WHAT THIS TASK INVOLVES
Repeat, exactly and completely, the entries shown underneath.

* * * *

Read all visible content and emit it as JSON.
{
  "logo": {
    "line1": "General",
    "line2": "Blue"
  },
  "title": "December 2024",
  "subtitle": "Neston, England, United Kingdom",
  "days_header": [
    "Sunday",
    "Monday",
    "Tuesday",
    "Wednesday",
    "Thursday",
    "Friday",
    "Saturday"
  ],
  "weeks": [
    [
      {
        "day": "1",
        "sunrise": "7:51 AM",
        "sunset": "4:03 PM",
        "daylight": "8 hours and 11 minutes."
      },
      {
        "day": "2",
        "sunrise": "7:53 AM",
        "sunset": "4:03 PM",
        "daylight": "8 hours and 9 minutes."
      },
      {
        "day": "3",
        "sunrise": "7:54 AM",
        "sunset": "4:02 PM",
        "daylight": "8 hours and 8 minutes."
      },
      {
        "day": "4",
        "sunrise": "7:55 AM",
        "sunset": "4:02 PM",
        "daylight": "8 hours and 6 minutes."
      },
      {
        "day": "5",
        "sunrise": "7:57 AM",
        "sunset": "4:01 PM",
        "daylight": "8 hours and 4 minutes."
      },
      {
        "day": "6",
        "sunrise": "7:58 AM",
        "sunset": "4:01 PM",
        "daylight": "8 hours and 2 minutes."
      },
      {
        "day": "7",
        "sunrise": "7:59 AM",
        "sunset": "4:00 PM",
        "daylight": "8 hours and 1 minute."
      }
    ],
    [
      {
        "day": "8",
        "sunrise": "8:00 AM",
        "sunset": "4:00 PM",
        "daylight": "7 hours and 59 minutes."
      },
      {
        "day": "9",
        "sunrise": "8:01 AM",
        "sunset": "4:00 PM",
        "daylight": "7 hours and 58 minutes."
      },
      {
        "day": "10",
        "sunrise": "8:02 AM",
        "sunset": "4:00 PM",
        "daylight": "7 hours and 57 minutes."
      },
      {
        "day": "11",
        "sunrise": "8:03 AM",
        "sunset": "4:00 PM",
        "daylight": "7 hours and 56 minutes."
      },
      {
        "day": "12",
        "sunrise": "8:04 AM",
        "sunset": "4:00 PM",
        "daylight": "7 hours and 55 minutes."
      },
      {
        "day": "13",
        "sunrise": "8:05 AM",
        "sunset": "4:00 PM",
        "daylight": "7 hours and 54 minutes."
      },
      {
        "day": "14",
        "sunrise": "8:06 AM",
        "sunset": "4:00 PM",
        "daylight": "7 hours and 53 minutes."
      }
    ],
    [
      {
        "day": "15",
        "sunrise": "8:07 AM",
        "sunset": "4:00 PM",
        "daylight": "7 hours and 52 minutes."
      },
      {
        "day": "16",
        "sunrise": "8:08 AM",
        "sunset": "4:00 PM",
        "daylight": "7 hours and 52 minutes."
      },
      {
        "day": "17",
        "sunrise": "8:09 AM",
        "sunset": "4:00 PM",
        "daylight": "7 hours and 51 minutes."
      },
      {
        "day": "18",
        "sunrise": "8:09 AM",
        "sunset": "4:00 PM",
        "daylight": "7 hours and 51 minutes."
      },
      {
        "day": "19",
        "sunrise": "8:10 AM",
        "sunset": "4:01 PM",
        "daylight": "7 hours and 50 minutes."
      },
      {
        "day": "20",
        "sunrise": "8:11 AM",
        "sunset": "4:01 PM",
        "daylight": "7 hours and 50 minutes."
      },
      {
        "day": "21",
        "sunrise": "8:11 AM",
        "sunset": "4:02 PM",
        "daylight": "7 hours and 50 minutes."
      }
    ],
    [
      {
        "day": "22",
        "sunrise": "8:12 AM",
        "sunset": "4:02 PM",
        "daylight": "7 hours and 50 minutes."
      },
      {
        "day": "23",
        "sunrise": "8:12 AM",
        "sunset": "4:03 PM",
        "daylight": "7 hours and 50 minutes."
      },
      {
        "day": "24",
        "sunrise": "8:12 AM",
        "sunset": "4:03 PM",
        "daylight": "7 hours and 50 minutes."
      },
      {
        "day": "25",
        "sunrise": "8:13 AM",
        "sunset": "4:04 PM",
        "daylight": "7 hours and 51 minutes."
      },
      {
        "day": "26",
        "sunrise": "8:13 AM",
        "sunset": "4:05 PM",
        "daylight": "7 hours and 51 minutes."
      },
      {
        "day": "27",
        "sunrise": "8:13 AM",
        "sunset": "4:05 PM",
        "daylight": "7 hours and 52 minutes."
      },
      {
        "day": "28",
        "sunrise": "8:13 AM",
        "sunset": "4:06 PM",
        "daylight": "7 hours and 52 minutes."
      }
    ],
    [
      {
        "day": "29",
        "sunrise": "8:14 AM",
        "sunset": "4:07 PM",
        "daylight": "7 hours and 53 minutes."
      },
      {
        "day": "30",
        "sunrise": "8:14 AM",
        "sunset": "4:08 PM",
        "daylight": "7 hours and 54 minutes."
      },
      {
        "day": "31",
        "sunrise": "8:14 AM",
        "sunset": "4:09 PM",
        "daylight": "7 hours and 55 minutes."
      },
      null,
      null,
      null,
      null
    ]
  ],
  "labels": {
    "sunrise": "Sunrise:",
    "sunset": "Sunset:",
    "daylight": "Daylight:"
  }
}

* * * *

SOLUTION FOR THIS PROBLEM
Read all visible content and emit it as JSON.
{
  "logo": {
    "line1": "General",
    "line2": "Blue"
  },
  "title": "December 2024",
  "subtitle": "Neston, England, United Kingdom",
  "days_header": [
    "Sunday",
    "Monday",
    "Tuesday",
    "Wednesday",
    "Thursday",
    "Friday",
    "Saturday"
  ],
  "weeks": [
    [
      {
        "day": "1",
        "sunrise": "7:51 AM",
        "sunset": "4:03 PM",
        "daylight": "8 hours and 11 minutes."
      },
      {
        "day": "2",
        "sunrise": "7:53 AM",
        "sunset": "4:03 PM",
        "daylight": "8 hours and 9 minutes."
      },
      {
        "day": "3",
        "sunrise": "7:54 AM",
        "sunset": "4:02 PM",
        "daylight": "8 hours and 8 minutes."
      },
      {
        "day": "4",
        "sunrise": "7:55 AM",
        "sunset": "4:02 PM",
        "daylight": "8 hours and 6 minutes."
      },
      {
        "day": "5",
        "sunrise": "7:57 AM",
        "sunset": "4:01 PM",
        "daylight": "8 hours and 4 minutes."
      },
      {
        "day": "6",
        "sunrise": "7:58 AM",
        "sunset": "4:01 PM",
        "daylight": "8 hours and 2 minutes."
      },
      {
        "day": "7",
        "sunrise": "7:59 AM",
        "sunset": "4:00 PM",
        "daylight": "8 hours and 1 minute."
      }
    ],
    [
      {
        "day": "8",
        "sunrise": "8:00 AM",
        "sunset": "4:00 PM",
        "daylight": "7 hours and 59 minutes."
      },
      {
        "day": "9",
        "sunrise": "8:01 AM",
        "sunset": "4:00 PM",
        "daylight": "7 hours and 58 minutes."
      },
      {
        "day": "10",
        "sunrise": "8:02 AM",
        "sunset": "4:00 PM",
        "daylight": "7 hours and 57 minutes."
      },
      {
        "day": "11",
        "sunrise": "8:03 AM",
        "sunset": "4:00 PM",
        "daylight": "7 hours and 56 minutes."
      },
      {
        "day": "12",
        "sunrise": "8:04 AM",
        "sunset": "4:00 PM",
        "daylight": "7 hours and 55 minutes."
      },
      {
        "day": "13",
        "sunrise": "8:05 AM",
        "sunset": "4:00 PM",
        "daylight": "7 hours and 54 minutes."
      },
      {
        "day": "14",
        "sunrise": "8:06 AM",
        "sunset": "4:00 PM",
        "daylight": "7 hours and 53 minutes."
      }
    ],
    [
      {
        "day": "15",
        "sunrise": "8:07 AM",
        "sunset": "4:00 PM",
        "daylight": "7 hours and 52 minutes."
      },
      {
        "day": "16",
        "sunrise": "8:08 AM",
        "sunset": "4:00 PM",
        "daylight": "7 hours and 52 minutes."
      },
      {
        "day": "17",
        "sunrise": "8:09 AM",
        "sunset": "4:00 PM",
        "daylight": "7 hours and 51 minutes."
      },
      {
        "day": "18",
        "sunrise": "8:09 AM",
        "sunset": "4:00 PM",
        "daylight": "7 hours and 51 minutes."
      },
      {
        "day": "19",
        "sunrise": "8:10 AM",
        "sunset": "4:01 PM",
        "daylight": "7 hours and 50 minutes."
      },
      {
        "day": "20",
        "sunrise": "8:11 AM",
        "sunset": "4:01 PM",
        "daylight": "7 hours and 50 minutes."
      },
      {
        "day": "21",
        "sunrise": "8:11 AM",
        "sunset": "4:02 PM",
        "daylight": "7 hours and 50 minutes."
      }
    ],
    [
      {
        "day": "22",
        "sunrise": "8:12 AM",
        "sunset": "4:02 PM",
        "daylight": "7 hours and 50 minutes."
      },
      {
        "day": "23",
        "sunrise": "8:12 AM",
        "sunset": "4:03 PM",
        "daylight": "7 hours and 50 minutes."
      },
      {
        "day": "24",
        "sunrise": "8:12 AM",
        "sunset": "4:03 PM",
        "daylight": "7 hours and 50 minutes."
      },
      {
        "day": "25",
        "sunrise": "8:13 AM",
        "sunset": "4:04 PM",
        "daylight": "7 hours and 51 minutes."
      },
      {
        "day": "26",
        "sunrise": "8:13 AM",
        "sunset": "4:05 PM",
        "daylight": "7 hours and 51 minutes."
      },
      {
        "day": "27",
        "sunrise": "8:13 AM",
        "sunset": "4:05 PM",
        "daylight": "7 hours and 52 minutes."
      },
      {
        "day": "28",
        "sunrise": "8:13 AM",
        "sunset": "4:06 PM",
        "daylight": "7 hours and 52 minutes."
      }
    ],
    [
      {
        "day": "29",
        "sunrise": "8:14 AM",
        "sunset": "4:07 PM",
        "daylight": "7 hours and 53 minutes."
      },
      {
        "day": "30",
        "sunrise": "8:14 AM",
        "sunset": "4:08 PM",
        "daylight": "7 hours and 54 minutes."
      },
      {
        "day": "31",
        "sunrise": "8:14 AM",
        "sunset": "4:09 PM",
        "daylight": "7 hours and 55 minutes."
      },
      null,
      null,
      null,
      null
    ]
  ],
  "labels": {
    "sunrise": "Sunrise:",
    "sunset": "Sunset:",
    "daylight": "Daylight:"
  }
}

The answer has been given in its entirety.